Stored data entries

========================

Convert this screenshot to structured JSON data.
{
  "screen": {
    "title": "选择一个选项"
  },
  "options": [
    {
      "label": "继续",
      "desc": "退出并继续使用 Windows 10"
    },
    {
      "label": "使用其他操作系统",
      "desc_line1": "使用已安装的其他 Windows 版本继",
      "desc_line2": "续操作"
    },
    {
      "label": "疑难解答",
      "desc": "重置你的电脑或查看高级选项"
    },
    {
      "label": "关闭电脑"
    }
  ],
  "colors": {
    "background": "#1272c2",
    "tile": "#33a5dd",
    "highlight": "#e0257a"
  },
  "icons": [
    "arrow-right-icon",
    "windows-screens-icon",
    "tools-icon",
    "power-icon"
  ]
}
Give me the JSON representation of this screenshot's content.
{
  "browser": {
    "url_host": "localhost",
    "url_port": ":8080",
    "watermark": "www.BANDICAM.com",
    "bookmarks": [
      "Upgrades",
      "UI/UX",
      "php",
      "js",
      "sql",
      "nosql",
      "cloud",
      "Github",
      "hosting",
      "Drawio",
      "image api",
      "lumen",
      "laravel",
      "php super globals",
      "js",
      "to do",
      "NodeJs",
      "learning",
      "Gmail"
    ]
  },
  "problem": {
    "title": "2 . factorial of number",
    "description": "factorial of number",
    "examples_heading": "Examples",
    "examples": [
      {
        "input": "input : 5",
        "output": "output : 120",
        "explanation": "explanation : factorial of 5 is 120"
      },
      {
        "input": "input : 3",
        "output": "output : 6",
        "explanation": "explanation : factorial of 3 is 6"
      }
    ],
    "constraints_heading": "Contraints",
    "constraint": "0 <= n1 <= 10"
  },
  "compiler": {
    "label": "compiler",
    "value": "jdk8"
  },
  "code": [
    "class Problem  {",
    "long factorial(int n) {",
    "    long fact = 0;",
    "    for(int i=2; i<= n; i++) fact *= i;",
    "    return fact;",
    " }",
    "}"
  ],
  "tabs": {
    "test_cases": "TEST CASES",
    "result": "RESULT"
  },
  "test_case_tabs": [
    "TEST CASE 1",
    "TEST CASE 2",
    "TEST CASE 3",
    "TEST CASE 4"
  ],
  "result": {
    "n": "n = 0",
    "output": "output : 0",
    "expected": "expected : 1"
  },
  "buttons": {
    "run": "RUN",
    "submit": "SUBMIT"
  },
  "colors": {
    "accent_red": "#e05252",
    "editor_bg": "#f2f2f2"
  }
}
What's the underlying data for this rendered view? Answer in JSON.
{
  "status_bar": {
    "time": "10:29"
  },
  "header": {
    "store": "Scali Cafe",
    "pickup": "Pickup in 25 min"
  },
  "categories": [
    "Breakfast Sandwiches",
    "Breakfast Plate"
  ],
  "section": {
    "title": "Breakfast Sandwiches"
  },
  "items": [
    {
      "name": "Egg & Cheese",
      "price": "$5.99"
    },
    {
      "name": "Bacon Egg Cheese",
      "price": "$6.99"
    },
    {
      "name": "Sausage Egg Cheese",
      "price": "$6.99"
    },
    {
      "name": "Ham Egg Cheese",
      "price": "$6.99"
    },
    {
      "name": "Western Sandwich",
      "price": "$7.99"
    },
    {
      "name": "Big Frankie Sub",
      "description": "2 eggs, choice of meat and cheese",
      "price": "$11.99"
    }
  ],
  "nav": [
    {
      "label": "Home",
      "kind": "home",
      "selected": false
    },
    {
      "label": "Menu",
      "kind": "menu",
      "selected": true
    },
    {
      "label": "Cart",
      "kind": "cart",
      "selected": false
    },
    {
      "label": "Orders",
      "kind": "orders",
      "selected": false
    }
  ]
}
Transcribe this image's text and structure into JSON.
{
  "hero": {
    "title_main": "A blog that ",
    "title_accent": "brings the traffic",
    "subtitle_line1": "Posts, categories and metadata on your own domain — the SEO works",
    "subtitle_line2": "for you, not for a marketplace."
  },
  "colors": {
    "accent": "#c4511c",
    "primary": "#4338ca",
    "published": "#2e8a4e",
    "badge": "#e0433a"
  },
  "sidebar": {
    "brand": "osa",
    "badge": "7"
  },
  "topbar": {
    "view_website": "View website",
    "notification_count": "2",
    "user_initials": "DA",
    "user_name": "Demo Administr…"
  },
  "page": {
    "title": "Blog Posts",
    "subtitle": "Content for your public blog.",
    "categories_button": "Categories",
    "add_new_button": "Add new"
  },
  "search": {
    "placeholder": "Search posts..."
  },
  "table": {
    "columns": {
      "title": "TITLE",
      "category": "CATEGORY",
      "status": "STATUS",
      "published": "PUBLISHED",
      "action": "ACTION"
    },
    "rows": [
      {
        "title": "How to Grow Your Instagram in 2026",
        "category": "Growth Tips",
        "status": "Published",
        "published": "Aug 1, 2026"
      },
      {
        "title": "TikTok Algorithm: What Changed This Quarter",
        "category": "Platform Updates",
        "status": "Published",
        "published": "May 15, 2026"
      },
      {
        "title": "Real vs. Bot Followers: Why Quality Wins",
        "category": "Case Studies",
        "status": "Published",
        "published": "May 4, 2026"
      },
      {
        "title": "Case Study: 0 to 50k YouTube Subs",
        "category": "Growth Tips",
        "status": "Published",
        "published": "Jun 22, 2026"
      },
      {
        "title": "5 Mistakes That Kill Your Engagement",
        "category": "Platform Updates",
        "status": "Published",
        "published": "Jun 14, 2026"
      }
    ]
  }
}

========================

What you have to do:
Return the listing above in full, character for character.

Final result:
Convert this screenshot to structured JSON data.
{
  "screen": {
    "title": "选择一个选项"
  },
  "options": [
    {
      "label": "继续",
      "desc": "退出并继续使用 Windows 10"
    },
    {
      "label": "使用其他操作系统",
      "desc_line1": "使用已安装的其他 Windows 版本继",
      "desc_line2": "续操作"
    },
    {
      "label": "疑难解答",
      "desc": "重置你的电脑或查看高级选项"
    },
    {
      "label": "关闭电脑"
    }
  ],
  "colors": {
    "background": "#1272c2",
    "tile": "#33a5dd",
    "highlight": "#e0257a"
  },
  "icons": [
    "arrow-right-icon",
    "windows-screens-icon",
    "tools-icon",
    "power-icon"
  ]
}
Give me the JSON representation of this screenshot's content.
{
  "browser": {
    "url_host": "localhost",
    "url_port": ":8080",
    "watermark": "www.BANDICAM.com",
    "bookmarks": [
      "Upgrades",
      "UI/UX",
      "php",
      "js",
      "sql",
      "nosql",
      "cloud",
      "Github",
      "hosting",
      "Drawio",
      "image api",
      "lumen",
      "laravel",
      "php super globals",
      "js",
      "to do",
      "NodeJs",
      "learning",
      "Gmail"
    ]
  },
  "problem": {
    "title": "2 . factorial of number",
    "description": "factorial of number",
    "examples_heading": "Examples",
    "examples": [
      {
        "input": "input : 5",
        "output": "output : 120",
        "explanation": "explanation : factorial of 5 is 120"
      },
      {
        "input": "input : 3",
        "output": "output : 6",
        "explanation": "explanation : factorial of 3 is 6"
      }
    ],
    "constraints_heading": "Contraints",
    "constraint": "0 <= n1 <= 10"
  },
  "compiler": {
    "label": "compiler",
    "value": "jdk8"
  },
  "code": [
    "class Problem  {",
    "long factorial(int n) {",
    "    long fact = 0;",
    "    for(int i=2; i<= n; i++) fact *= i;",
    "    return fact;",
    " }",
    "}"
  ],
  "tabs": {
    "test_cases": "TEST CASES",
    "result": "RESULT"
  },
  "test_case_tabs": [
    "TEST CASE 1",
    "TEST CASE 2",
    "TEST CASE 3",
    "TEST CASE 4"
  ],
  "result": {
    "n": "n = 0",
    "output": "output : 0",
    "expected": "expected : 1"
  },
  "buttons": {
    "run": "RUN",
    "submit": "SUBMIT"
  },
  "colors": {
    "accent_red": "#e05252",
    "editor_bg": "#f2f2f2"
  }
}
What's the underlying data for this rendered view? Answer in JSON.
{
  "status_bar": {
    "time": "10:29"
  },
  "header": {
    "store": "Scali Cafe",
    "pickup": "Pickup in 25 min"
  },
  "categories": [
    "Breakfast Sandwiches",
    "Breakfast Plate"
  ],
  "section": {
    "title": "Breakfast Sandwiches"
  },
  "items": [
    {
      "name": "Egg & Cheese",
      "price": "$5.99"
    },
    {
      "name": "Bacon Egg Cheese",
      "price": "$6.99"
    },
    {
      "name": "Sausage Egg Cheese",
      "price": "$6.99"
    },
    {
      "name": "Ham Egg Cheese",
      "price": "$6.99"
    },
    {
      "name": "Western Sandwich",
      "price": "$7.99"
    },
    {
      "name": "Big Frankie Sub",
      "description": "2 eggs, choice of meat and cheese",
      "price": "$11.99"
    }
  ],
  "nav": [
    {
      "label": "Home",
      "kind": "home",
      "selected": false
    },
    {
      "label": "Menu",
      "kind": "menu",
      "selected": true
    },
    {
      "label": "Cart",
      "kind": "cart",
      "selected": false
    },
    {
      "label": "Orders",
      "kind": "orders",
      "selected": false
    }
  ]
}
Transcribe this image's text and structure into JSON.
{
  "hero": {
    "title_main": "A blog that ",
    "title_accent": "brings the traffic",
    "subtitle_line1": "Posts, categories and metadata on your own domain — the SEO works",
    "subtitle_line2": "for you, not for a marketplace."
  },
  "colors": {
    "accent": "#c4511c",
    "primary": "#4338ca",
    "published": "#2e8a4e",
    "badge": "#e0433a"
  },
  "sidebar": {
    "brand": "osa",
    "badge": "7"
  },
  "topbar": {
    "view_website": "View website",
    "notification_count": "2",
    "user_initials": "DA",
    "user_name": "Demo Administr…"
  },
  "page": {
    "title": "Blog Posts",
    "subtitle": "Content for your public blog.",
    "categories_button": "Categories",
    "add_new_button": "Add new"
  },
  "search": {
    "placeholder": "Search posts..."
  },
  "table": {
    "columns": {
      "title": "TITLE",
      "category": "CATEGORY",
      "status": "STATUS",
      "published": "PUBLISHED",
      "action": "ACTION"
    },
    "rows": [
      {
        "title": "How to Grow Your Instagram in 2026",
        "category": "Growth Tips",
        "status": "Published",
        "published": "Aug 1, 2026"
      },
      {
        "title": "TikTok Algorithm: What Changed This Quarter",
        "category": "Platform Updates",
        "status": "Published",
        "published": "May 15, 2026"
      },
      {
        "title": "Real vs. Bot Followers: Why Quality Wins",
        "category": "Case Studies",
        "status": "Published",
        "published": "May 4, 2026"
      },
      {
        "title": "Case Study: 0 to 50k YouTube Subs",
        "category": "Growth Tips",
        "status": "Published",
        "published": "Jun 22, 2026"
      },
      {
        "title": "5 Mistakes That Kill Your Engagement",
        "category": "Platform Updates",
        "status": "Published",
        "published": "Jun 14, 2026"
      }
    ]
  }
}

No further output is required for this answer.